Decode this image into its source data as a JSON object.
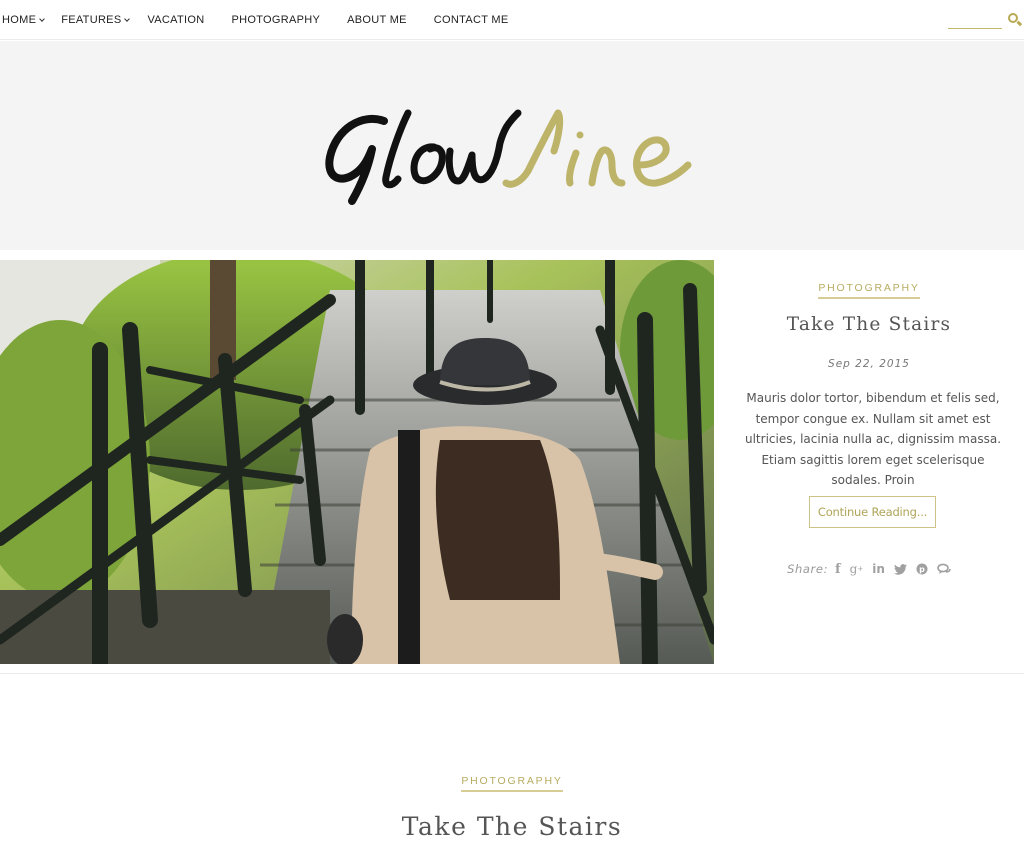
{
  "nav": {
    "items": [
      {
        "label": "HOME",
        "has_dropdown": true
      },
      {
        "label": "FEATURES",
        "has_dropdown": true
      },
      {
        "label": "VACATION",
        "has_dropdown": false
      },
      {
        "label": "PHOTOGRAPHY",
        "has_dropdown": false
      },
      {
        "label": "ABOUT ME",
        "has_dropdown": false
      },
      {
        "label": "CONTACT ME",
        "has_dropdown": false
      }
    ],
    "search": {
      "value": "",
      "placeholder": "",
      "icon": "search-icon"
    }
  },
  "header": {
    "logo_part1": "Glow",
    "logo_part2": "line",
    "logo_color_1": "#111111",
    "logo_color_2": "#bdb46a",
    "background": "#f4f4f4"
  },
  "featured_post": {
    "category": "PHOTOGRAPHY",
    "title": "Take The Stairs",
    "date": "Sep 22, 2015",
    "excerpt": "Mauris dolor tortor, bibendum et felis sed, tempor congue ex. Nullam sit amet est ultricies, lacinia nulla ac, dignissim massa. Etiam sagittis lorem eget scelerisque sodales. Proin",
    "continue_label": "Continue Reading...",
    "image_alt": "Woman in a black hat walking down outdoor stairs with iron railings",
    "share": {
      "label": "Share:",
      "icons": [
        {
          "name": "facebook-icon",
          "glyph": "f"
        },
        {
          "name": "google-plus-icon",
          "glyph": "g+"
        },
        {
          "name": "linkedin-icon",
          "glyph": "in"
        },
        {
          "name": "twitter-icon",
          "glyph": "t"
        },
        {
          "name": "pinterest-icon",
          "glyph": "p"
        },
        {
          "name": "comments-icon",
          "glyph": "c"
        }
      ]
    }
  },
  "second_post": {
    "category": "PHOTOGRAPHY",
    "title": "Take The Stairs"
  },
  "colors": {
    "accent": "#b8ac62",
    "accent_light": "#d6cc95",
    "text": "#555555"
  }
}
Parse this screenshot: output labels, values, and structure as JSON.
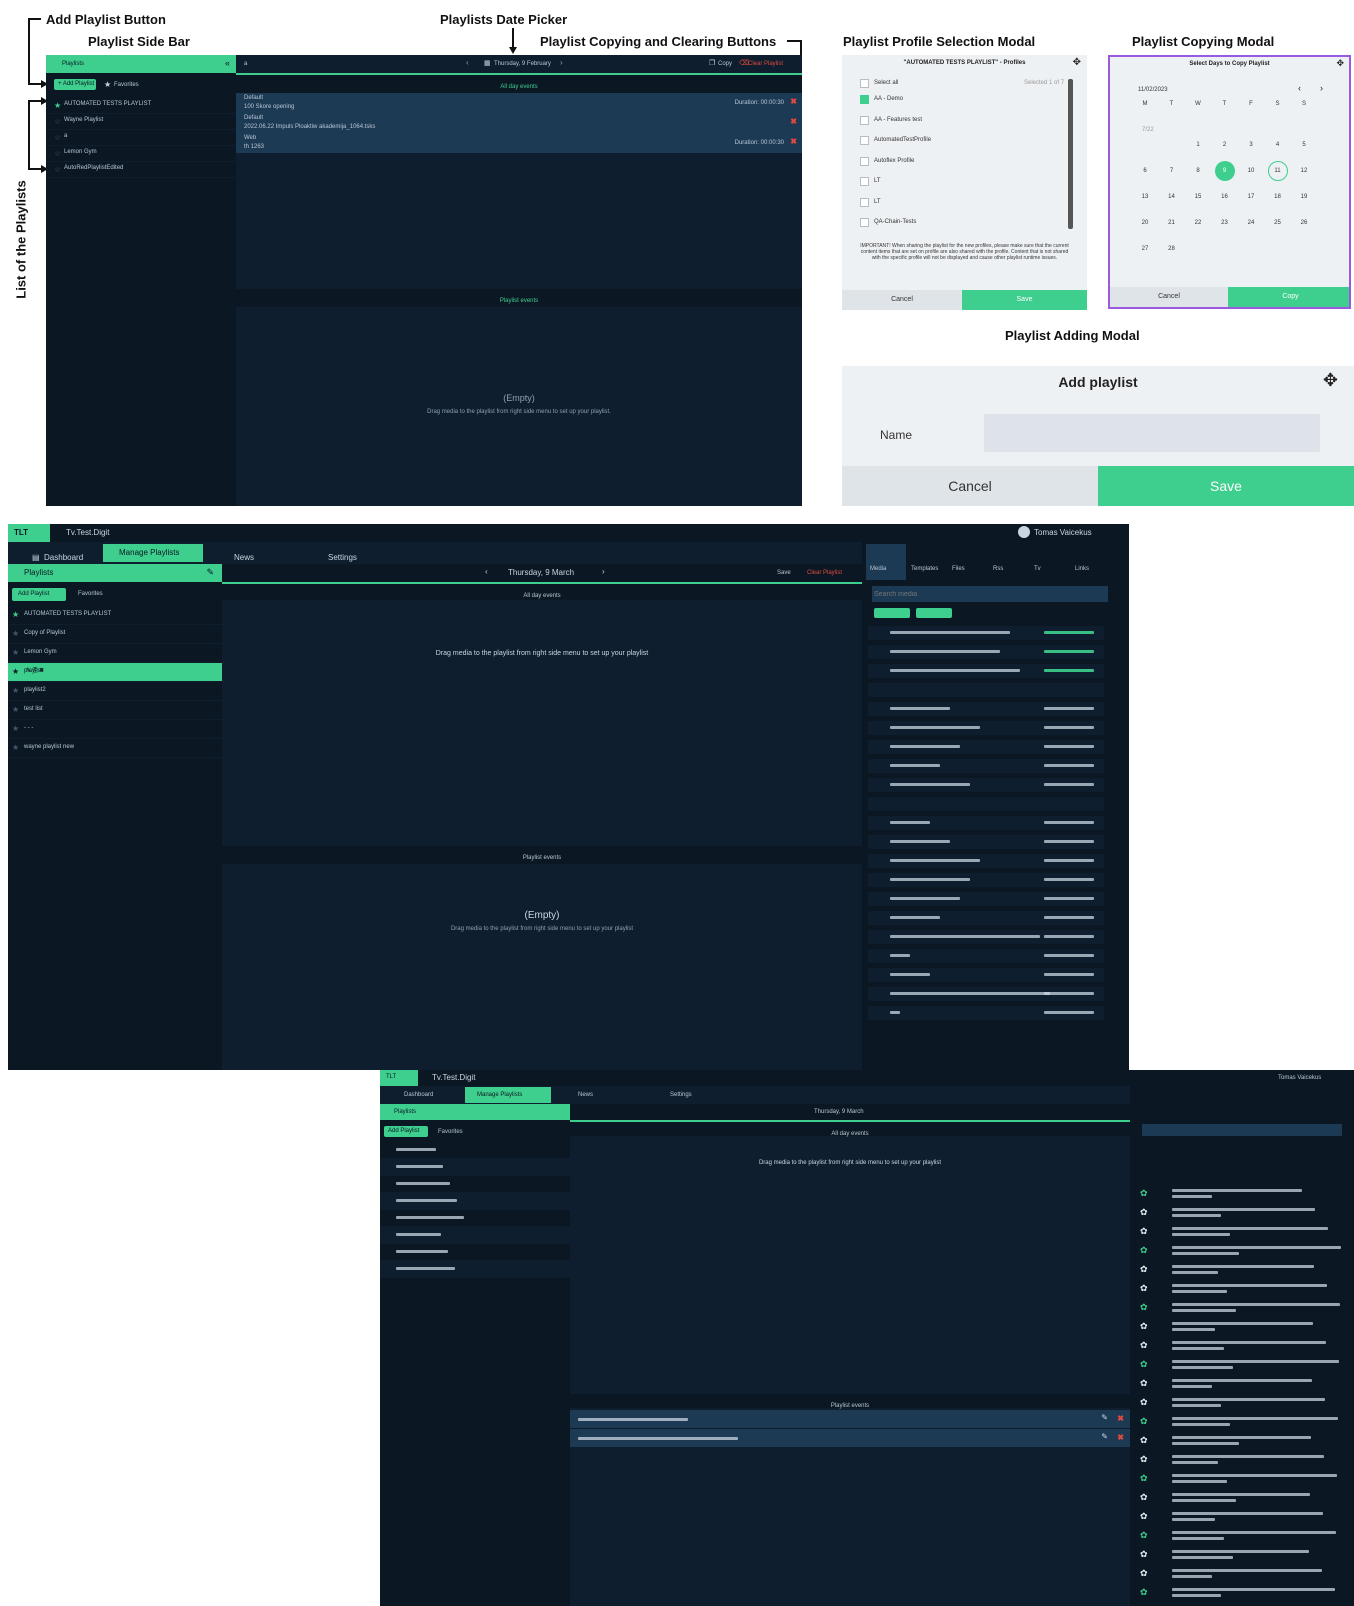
{
  "annotations": {
    "add_playlist_button": "Add Playlist Button",
    "playlist_side_bar": "Playlist Side Bar",
    "list_of_playlists": "List of the Playlists",
    "date_picker": "Playlists Date Picker",
    "copy_clear_buttons": "Playlist Copying  and Clearing Buttons",
    "profile_modal_title": "Playlist Profile Selection Modal",
    "copy_modal_title": "Playlist Copying Modal",
    "add_modal_title": "Playlist Adding Modal"
  },
  "app1": {
    "sidebar_title": "Playlists",
    "add_playlist": "+ Add Playlist",
    "favorites": "Favorites",
    "playlists": [
      "AUTOMATED TESTS PLAYLIST",
      "Wayne Playlist",
      "a",
      "Lemon Gym",
      "AutoRedPlaylistEdited"
    ],
    "date_label": "Thursday, 9 February",
    "copy": "Copy",
    "clear": "Clear Playlist",
    "all_day_events": "All day events",
    "events": [
      {
        "type": "Default",
        "name": "100 Skore opening",
        "duration": "Duration: 00:00:30"
      },
      {
        "type": "Default",
        "name": "2022.06.22 Impuls Ploaktiw akademija_1064.tsks",
        "duration": ""
      },
      {
        "type": "Web",
        "name": "th 1263",
        "duration": "Duration: 00:00:30"
      }
    ],
    "playlist_events": "Playlist events",
    "empty": "(Empty)",
    "empty_hint": "Drag media to the playlist from right side menu to set up your playlist."
  },
  "profile_modal": {
    "header": "\"AUTOMATED TESTS PLAYLIST\" - Profiles",
    "select_all": "Select all",
    "selected": "Selected 1 of 7",
    "items": [
      {
        "label": "AA - Demo",
        "checked": true
      },
      {
        "label": "AA - Features test",
        "checked": false
      },
      {
        "label": "AutomatedTestProfile",
        "checked": false
      },
      {
        "label": "Autoflex Profile",
        "checked": false
      },
      {
        "label": "LT",
        "checked": false
      },
      {
        "label": "LT",
        "checked": false
      },
      {
        "label": "QA-Chain-Tests",
        "checked": false
      }
    ],
    "note": "IMPORTANT! When sharing the playlist for the new profiles, please make sure that the current content items that are set on profile are also shared with the profile. Content that is not shared with the specific profile will not be displayed and cause other playlist runtime issues.",
    "cancel": "Cancel",
    "save": "Save"
  },
  "copy_modal": {
    "header": "Select Days to Copy Playlist",
    "month": "11/02/2023",
    "weekdays": [
      "M",
      "T",
      "W",
      "T",
      "F",
      "S",
      "S"
    ],
    "week_label": "7/22",
    "weeks": [
      [
        "",
        "",
        "1",
        "2",
        "3",
        "4",
        "5"
      ],
      [
        "6",
        "7",
        "8",
        "9",
        "10",
        "11",
        "12"
      ],
      [
        "13",
        "14",
        "15",
        "16",
        "17",
        "18",
        "19"
      ],
      [
        "20",
        "21",
        "22",
        "23",
        "24",
        "25",
        "26"
      ],
      [
        "27",
        "28",
        "",
        "",
        "",
        "",
        ""
      ]
    ],
    "selected_day": "9",
    "ring_day": "11",
    "cancel": "Cancel",
    "copy": "Copy"
  },
  "add_modal": {
    "title": "Add playlist",
    "name_label": "Name",
    "name_value": "",
    "cancel": "Cancel",
    "save": "Save"
  },
  "app2": {
    "logo": "TLT",
    "title": "Tv.Test.Digit",
    "tabs": [
      "Dashboard",
      "Manage Playlists",
      "News",
      "Settings"
    ],
    "sidebar_title": "Playlists",
    "add_playlist": "Add Playlist",
    "favorites": "Favorites",
    "playlists": [
      "AUTOMATED TESTS PLAYLIST",
      "Copy of Playlist",
      "Lemon Gym",
      "playlist",
      "playlist2",
      "test list",
      "- - -",
      "wayne playlist new"
    ],
    "date_label": "Thursday, 9 March",
    "save": "Save",
    "clear": "Clear Playlist",
    "all_day": "All day events",
    "drag_hint": "Drag media to the playlist from right side menu to set up your playlist",
    "playlist_events": "Playlist events",
    "empty": "(Empty)",
    "empty_hint": "Drag media to the playlist from right side menu to set up your playlist",
    "user": "Tomas Vaicekus",
    "right_tabs": [
      "Media",
      "Templates",
      "Files",
      "Rss",
      "Tv",
      "Links"
    ],
    "search_placeholder": "Search media"
  },
  "app3": {
    "logo": "TLT",
    "title": "Tv.Test.Digit",
    "tabs": [
      "Dashboard",
      "Manage Playlists",
      "News",
      "Settings"
    ],
    "sidebar_title": "Playlists",
    "add_playlist": "Add Playlist",
    "favorites": "Favorites",
    "date_label": "Thursday, 9 March",
    "all_day": "All day events",
    "drag_hint": "Drag media to the playlist from right side menu to set up your playlist",
    "playlist_events": "Playlist events",
    "user": "Tomas Vaicekus"
  }
}
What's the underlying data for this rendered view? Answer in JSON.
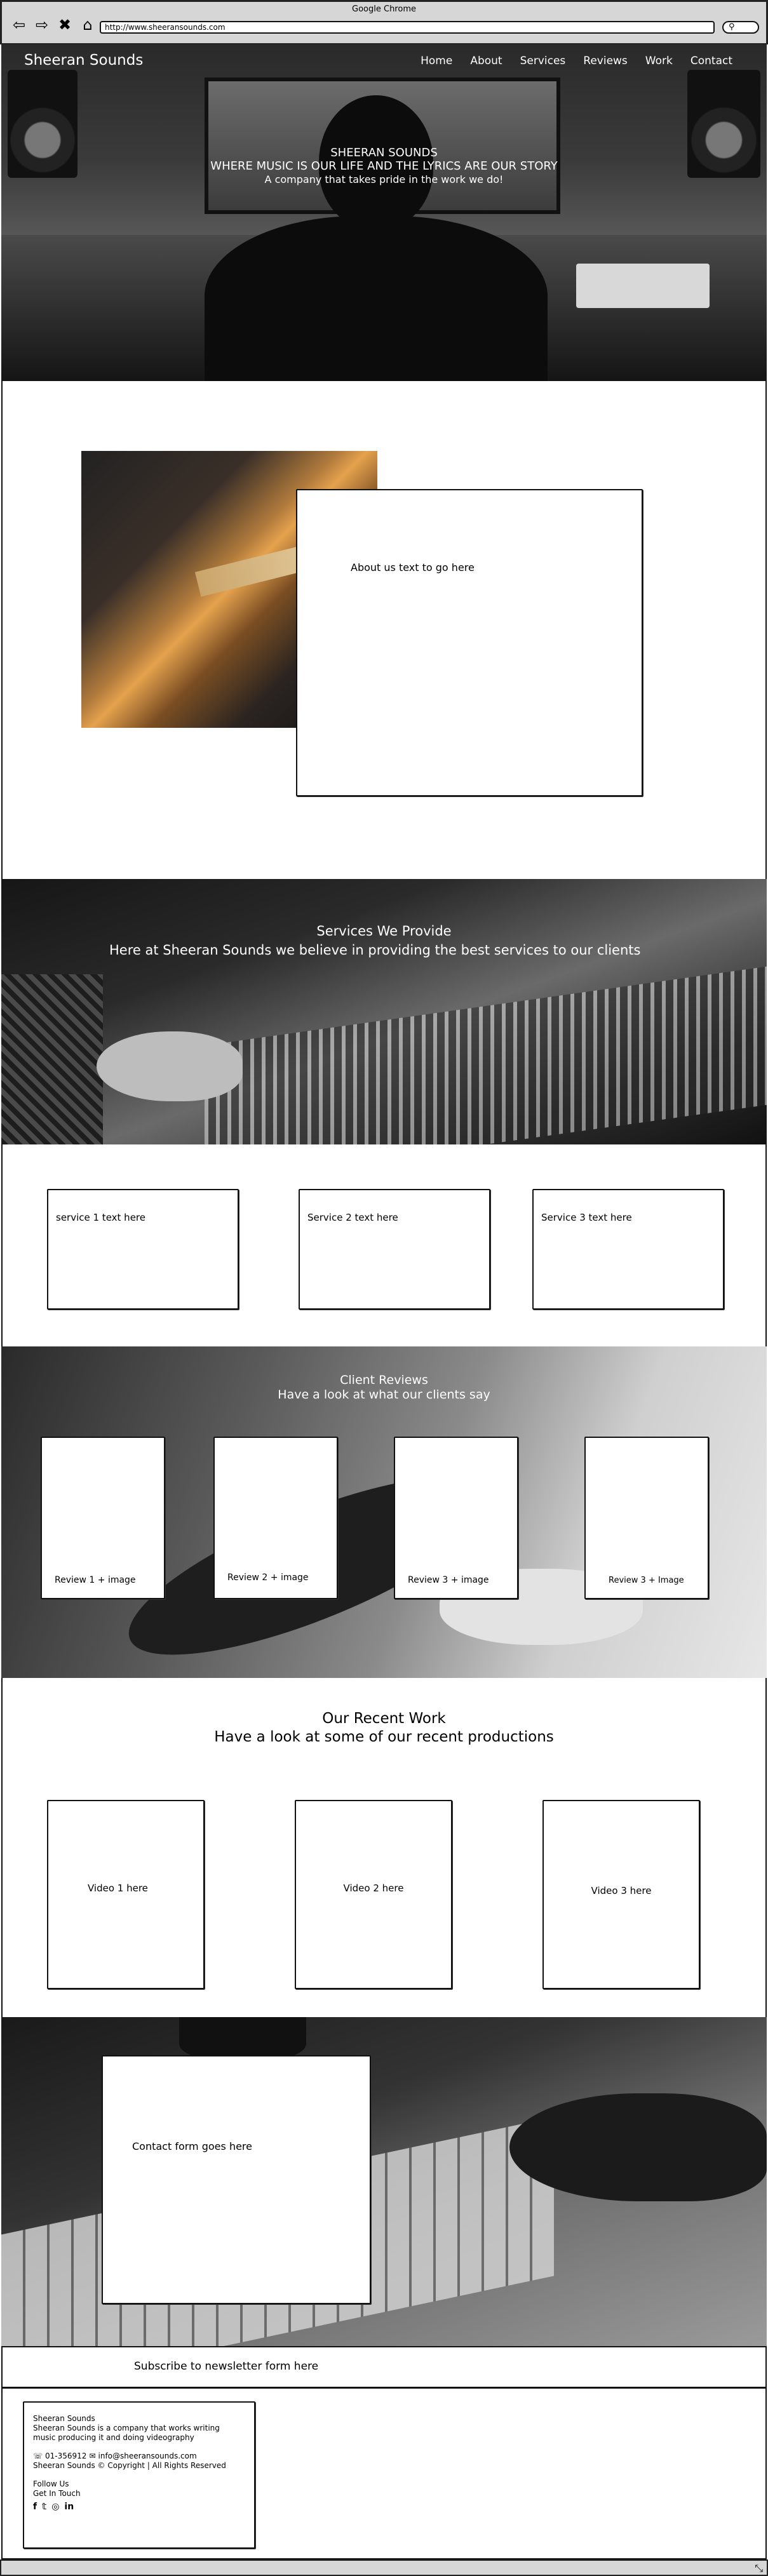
{
  "browser": {
    "window_title": "Google Chrome",
    "url": "http://www.sheeransounds.com",
    "icons": [
      "back-arrow-icon",
      "forward-arrow-icon",
      "close-icon",
      "home-icon",
      "search-icon"
    ]
  },
  "header": {
    "brand": "Sheeran Sounds",
    "nav": [
      "Home",
      "About",
      "Services",
      "Reviews",
      "Work",
      "Contact"
    ]
  },
  "hero": {
    "line1": "SHEERAN SOUNDS",
    "line2": "WHERE MUSIC IS OUR LIFE AND THE LYRICS ARE OUR STORY",
    "line3": "A company that takes pride in the work we do!"
  },
  "about": {
    "text": "About us text to go here"
  },
  "services_banner": {
    "title": "Services We Provide",
    "subtitle": "Here at Sheeran Sounds we believe in providing the best services to our clients"
  },
  "services": [
    {
      "text": "service 1 text here"
    },
    {
      "text": "Service 2 text here"
    },
    {
      "text": "Service 3 text here"
    }
  ],
  "reviews": {
    "title": "Client Reviews",
    "subtitle": "Have a look at what our clients say",
    "items": [
      "Review 1 + image",
      "Review 2 + image",
      "Review 3 + image",
      "Review 3 + Image"
    ]
  },
  "work": {
    "title": "Our Recent Work",
    "subtitle": "Have a look at some of our recent productions",
    "items": [
      "Video 1 here",
      "Video 2 here",
      "Video 3 here"
    ]
  },
  "contact": {
    "text": "Contact form goes here"
  },
  "newsletter": {
    "text": "Subscribe to newsletter form here"
  },
  "footer": {
    "company": "Sheeran Sounds",
    "description": "Sheeran Sounds is a company that works writing music producing it and doing videography",
    "phone": "01-356912",
    "email": "info@sheeransounds.com",
    "copyright": "Sheeran Sounds © Copyright | All Rights Reserved",
    "follow": "Follow Us",
    "get_in_touch": "Get In Touch",
    "social": [
      "facebook-icon",
      "twitter-icon",
      "instagram-icon",
      "linkedin-icon"
    ]
  }
}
• • • •
Pull out each line holding the string "glyph".

          "glyph": "f"
          "glyph": "g+"
          "glyph": "in"
          "glyph": "t"
          "glyph": "p"
          "glyph": "c"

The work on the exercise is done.